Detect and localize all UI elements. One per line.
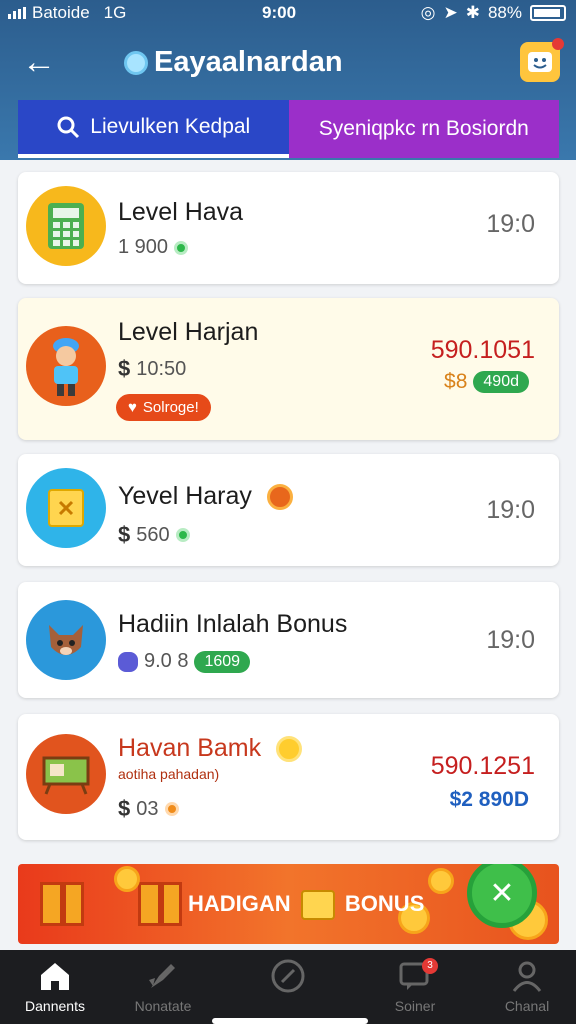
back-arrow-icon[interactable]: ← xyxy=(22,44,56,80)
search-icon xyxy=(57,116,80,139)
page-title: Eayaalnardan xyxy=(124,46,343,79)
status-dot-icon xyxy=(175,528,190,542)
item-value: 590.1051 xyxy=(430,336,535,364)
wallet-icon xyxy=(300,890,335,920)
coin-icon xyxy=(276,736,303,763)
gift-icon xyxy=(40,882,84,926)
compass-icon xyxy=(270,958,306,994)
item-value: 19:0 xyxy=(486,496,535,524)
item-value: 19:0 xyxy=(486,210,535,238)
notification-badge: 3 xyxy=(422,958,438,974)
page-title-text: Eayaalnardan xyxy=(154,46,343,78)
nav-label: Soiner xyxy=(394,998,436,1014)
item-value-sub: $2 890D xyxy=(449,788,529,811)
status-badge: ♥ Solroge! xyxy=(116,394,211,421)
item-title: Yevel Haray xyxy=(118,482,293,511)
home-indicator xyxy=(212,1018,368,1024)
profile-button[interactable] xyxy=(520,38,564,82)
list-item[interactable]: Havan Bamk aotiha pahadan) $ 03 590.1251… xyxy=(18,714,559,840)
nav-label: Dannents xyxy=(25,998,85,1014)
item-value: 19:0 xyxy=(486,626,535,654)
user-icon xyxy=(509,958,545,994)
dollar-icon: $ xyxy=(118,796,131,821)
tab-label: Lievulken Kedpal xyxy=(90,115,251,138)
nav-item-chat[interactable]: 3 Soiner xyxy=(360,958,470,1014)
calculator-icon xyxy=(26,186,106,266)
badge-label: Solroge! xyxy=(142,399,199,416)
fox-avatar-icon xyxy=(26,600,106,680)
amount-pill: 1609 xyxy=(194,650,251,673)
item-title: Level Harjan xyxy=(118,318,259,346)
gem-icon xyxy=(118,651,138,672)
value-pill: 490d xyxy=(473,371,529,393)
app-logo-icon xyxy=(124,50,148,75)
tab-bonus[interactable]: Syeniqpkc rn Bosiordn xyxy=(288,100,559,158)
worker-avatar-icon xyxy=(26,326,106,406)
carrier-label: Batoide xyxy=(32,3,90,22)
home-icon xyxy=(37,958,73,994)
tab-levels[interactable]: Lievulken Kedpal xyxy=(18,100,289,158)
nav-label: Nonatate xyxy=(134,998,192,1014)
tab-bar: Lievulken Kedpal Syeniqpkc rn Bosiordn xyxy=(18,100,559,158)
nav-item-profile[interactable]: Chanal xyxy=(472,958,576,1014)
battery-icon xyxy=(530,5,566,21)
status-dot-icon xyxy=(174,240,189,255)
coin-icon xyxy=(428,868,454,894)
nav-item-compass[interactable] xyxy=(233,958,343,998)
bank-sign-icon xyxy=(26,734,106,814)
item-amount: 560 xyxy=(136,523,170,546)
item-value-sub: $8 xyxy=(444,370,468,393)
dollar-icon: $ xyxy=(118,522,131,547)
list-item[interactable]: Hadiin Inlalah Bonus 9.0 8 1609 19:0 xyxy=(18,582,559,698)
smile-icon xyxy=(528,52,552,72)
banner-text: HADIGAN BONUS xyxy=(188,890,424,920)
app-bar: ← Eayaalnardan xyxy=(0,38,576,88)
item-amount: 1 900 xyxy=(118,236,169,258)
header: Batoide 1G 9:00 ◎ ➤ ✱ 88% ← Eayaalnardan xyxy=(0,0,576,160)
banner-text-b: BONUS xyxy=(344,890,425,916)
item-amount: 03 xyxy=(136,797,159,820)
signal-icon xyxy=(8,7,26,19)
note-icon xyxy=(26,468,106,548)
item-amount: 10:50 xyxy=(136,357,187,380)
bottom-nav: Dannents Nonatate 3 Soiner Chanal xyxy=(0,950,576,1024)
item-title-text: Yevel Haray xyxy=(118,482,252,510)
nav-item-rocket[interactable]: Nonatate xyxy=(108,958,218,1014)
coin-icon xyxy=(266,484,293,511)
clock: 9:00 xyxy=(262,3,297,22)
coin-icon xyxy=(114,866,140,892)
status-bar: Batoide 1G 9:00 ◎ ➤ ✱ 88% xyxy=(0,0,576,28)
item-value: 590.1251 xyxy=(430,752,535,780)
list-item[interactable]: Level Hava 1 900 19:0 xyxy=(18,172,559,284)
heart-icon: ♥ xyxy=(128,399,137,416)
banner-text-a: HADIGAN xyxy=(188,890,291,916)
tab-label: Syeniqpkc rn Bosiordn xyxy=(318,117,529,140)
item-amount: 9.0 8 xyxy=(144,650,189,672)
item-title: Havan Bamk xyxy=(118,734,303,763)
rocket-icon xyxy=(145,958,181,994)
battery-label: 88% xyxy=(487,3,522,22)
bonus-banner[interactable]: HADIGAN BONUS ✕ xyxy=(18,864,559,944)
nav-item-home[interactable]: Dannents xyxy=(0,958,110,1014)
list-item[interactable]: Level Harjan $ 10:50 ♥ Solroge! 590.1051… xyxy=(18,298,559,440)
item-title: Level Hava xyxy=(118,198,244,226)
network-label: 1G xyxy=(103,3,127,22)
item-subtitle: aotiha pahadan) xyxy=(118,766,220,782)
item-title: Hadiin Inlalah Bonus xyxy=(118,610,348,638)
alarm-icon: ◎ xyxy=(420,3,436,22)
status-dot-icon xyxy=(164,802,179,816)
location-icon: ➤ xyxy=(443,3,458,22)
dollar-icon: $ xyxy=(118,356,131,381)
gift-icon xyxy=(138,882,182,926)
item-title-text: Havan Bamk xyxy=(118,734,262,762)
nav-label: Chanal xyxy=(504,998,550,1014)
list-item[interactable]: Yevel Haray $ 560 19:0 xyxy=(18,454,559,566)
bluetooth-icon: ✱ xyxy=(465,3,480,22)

_ _ _ _ _ _ _

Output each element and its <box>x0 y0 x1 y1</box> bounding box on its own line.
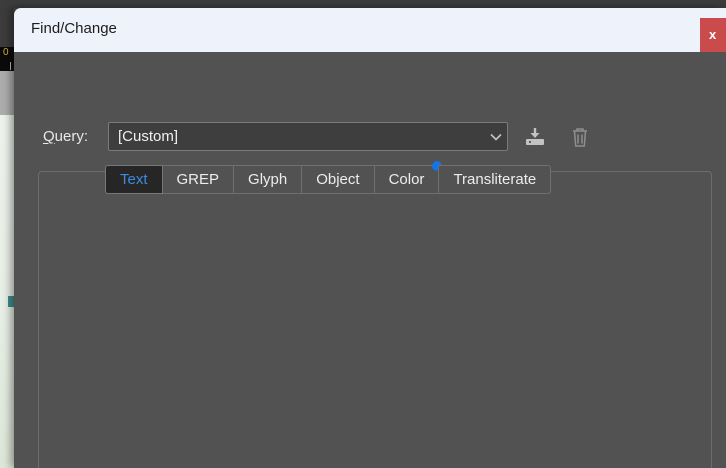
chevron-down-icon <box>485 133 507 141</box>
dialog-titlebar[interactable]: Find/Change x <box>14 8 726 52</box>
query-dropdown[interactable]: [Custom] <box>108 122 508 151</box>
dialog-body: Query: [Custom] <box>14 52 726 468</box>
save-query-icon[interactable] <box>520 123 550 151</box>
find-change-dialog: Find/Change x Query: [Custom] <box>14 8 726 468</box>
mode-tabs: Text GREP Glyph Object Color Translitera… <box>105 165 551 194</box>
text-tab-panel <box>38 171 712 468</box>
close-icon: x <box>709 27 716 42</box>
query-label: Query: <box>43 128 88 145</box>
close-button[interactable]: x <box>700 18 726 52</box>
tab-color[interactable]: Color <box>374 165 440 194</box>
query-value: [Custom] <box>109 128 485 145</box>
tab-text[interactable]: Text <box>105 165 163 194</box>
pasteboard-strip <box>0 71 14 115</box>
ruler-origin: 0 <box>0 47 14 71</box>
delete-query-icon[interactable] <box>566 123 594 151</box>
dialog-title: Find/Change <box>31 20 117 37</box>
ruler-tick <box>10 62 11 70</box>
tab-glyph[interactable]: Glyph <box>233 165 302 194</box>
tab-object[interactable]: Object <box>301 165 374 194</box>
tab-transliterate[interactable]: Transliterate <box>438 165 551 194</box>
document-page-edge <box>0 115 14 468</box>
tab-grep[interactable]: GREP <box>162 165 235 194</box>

_ _ _ _ _ _ _

* Aim
Rewrite the rows from the line containing "chevron-down-icon <box>485 133 507 141</box>" through the line containing "tab-glyph[interactable]: Glyph <box>233", replacing every "Custom" with "Default" and keeping everything else the same.

* Response to the task
chevron-down-icon <box>485 133 507 141</box>
dialog-titlebar[interactable]: Find/Change x <box>14 8 726 52</box>
query-dropdown[interactable]: [Default] <box>108 122 508 151</box>
dialog-body: Query: [Default] <box>14 52 726 468</box>
save-query-icon[interactable] <box>520 123 550 151</box>
find-change-dialog: Find/Change x Query: [Default] <box>14 8 726 468</box>
mode-tabs: Text GREP Glyph Object Color Translitera… <box>105 165 551 194</box>
text-tab-panel <box>38 171 712 468</box>
close-icon: x <box>709 27 716 42</box>
query-label: Query: <box>43 128 88 145</box>
close-button[interactable]: x <box>700 18 726 52</box>
tab-color[interactable]: Color <box>374 165 440 194</box>
query-value: [Default] <box>109 128 485 145</box>
tab-text[interactable]: Text <box>105 165 163 194</box>
pasteboard-strip <box>0 71 14 115</box>
ruler-origin: 0 <box>0 47 14 71</box>
delete-query-icon[interactable] <box>566 123 594 151</box>
dialog-title: Find/Change <box>31 20 117 37</box>
ruler-tick <box>10 62 11 70</box>
tab-glyph[interactable]: Glyph <box>233 165 302 194</box>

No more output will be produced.